## Problem description
Only lines holding the word "Bandwidth" should be copied from the material.

═══ Dataset records

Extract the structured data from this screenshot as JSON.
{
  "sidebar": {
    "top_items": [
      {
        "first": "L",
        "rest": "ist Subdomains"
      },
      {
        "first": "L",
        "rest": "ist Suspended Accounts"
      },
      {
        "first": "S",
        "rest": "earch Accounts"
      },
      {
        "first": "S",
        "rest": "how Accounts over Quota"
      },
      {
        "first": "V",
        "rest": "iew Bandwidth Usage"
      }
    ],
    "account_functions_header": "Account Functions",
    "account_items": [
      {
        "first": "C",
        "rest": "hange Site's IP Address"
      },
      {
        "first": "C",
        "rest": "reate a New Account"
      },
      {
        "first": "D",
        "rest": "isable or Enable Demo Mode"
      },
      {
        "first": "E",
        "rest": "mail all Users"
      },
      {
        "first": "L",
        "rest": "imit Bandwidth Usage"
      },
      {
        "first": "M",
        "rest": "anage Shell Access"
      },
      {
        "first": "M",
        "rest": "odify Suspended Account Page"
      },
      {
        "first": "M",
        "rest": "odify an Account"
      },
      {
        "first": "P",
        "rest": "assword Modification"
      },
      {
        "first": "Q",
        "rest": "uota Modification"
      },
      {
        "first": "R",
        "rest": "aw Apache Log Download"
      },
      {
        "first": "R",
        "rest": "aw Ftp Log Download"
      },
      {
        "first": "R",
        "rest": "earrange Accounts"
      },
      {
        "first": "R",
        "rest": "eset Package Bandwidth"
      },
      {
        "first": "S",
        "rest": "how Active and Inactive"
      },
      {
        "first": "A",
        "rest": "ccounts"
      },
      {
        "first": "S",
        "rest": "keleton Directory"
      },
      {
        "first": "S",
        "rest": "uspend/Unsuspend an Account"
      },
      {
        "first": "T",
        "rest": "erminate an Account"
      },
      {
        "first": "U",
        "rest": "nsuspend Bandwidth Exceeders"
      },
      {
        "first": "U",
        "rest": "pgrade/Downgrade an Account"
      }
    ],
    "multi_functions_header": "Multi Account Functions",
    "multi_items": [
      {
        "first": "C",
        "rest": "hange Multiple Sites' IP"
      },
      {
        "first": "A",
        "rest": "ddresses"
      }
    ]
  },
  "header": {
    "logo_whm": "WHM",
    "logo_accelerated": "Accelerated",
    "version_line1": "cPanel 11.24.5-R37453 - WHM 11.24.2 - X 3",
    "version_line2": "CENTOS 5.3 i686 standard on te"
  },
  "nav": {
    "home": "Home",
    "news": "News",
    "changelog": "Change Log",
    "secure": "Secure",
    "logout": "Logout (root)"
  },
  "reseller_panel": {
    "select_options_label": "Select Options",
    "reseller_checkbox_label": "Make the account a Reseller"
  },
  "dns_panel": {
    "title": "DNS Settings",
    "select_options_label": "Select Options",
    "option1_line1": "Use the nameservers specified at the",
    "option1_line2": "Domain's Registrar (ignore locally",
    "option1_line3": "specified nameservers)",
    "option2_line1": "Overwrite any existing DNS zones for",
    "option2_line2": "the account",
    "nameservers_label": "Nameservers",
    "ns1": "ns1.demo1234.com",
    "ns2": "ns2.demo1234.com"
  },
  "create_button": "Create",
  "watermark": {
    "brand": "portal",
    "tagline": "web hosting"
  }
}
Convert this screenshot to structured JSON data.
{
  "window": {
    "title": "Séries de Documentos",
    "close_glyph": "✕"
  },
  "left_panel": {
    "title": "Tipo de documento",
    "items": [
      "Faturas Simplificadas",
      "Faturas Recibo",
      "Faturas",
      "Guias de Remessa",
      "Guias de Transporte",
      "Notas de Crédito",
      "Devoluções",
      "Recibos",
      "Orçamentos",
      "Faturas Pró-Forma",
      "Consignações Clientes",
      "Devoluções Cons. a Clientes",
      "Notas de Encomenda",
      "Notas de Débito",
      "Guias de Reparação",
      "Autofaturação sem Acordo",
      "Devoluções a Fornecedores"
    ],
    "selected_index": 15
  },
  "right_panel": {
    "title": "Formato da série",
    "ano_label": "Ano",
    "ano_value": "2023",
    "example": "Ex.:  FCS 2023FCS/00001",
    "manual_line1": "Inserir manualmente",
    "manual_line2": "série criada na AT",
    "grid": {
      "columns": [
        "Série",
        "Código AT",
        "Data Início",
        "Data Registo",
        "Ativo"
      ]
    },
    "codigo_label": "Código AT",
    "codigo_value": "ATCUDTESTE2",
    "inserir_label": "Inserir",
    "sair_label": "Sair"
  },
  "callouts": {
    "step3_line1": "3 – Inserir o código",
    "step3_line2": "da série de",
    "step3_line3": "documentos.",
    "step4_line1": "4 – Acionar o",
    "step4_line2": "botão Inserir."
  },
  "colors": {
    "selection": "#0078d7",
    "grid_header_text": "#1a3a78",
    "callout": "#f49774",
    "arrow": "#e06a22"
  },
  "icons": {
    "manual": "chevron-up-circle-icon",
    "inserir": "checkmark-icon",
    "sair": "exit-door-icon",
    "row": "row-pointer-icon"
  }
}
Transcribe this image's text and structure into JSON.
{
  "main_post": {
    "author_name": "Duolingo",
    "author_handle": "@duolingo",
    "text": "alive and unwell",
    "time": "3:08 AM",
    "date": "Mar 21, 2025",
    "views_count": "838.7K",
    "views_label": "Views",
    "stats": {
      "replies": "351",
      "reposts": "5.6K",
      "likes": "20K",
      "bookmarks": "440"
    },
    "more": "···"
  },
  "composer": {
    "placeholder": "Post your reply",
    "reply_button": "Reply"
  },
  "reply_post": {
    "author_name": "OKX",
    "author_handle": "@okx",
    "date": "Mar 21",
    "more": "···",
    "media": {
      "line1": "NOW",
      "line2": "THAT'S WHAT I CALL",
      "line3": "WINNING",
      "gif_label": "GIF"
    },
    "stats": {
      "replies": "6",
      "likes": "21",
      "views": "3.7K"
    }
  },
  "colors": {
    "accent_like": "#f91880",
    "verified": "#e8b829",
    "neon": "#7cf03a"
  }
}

══════

## Expected answer
        "rest": "iew Bandwidth Usage"
        "rest": "imit Bandwidth Usage"
        "rest": "eset Package Bandwidth"
        "rest": "nsuspend Bandwidth Exceeders"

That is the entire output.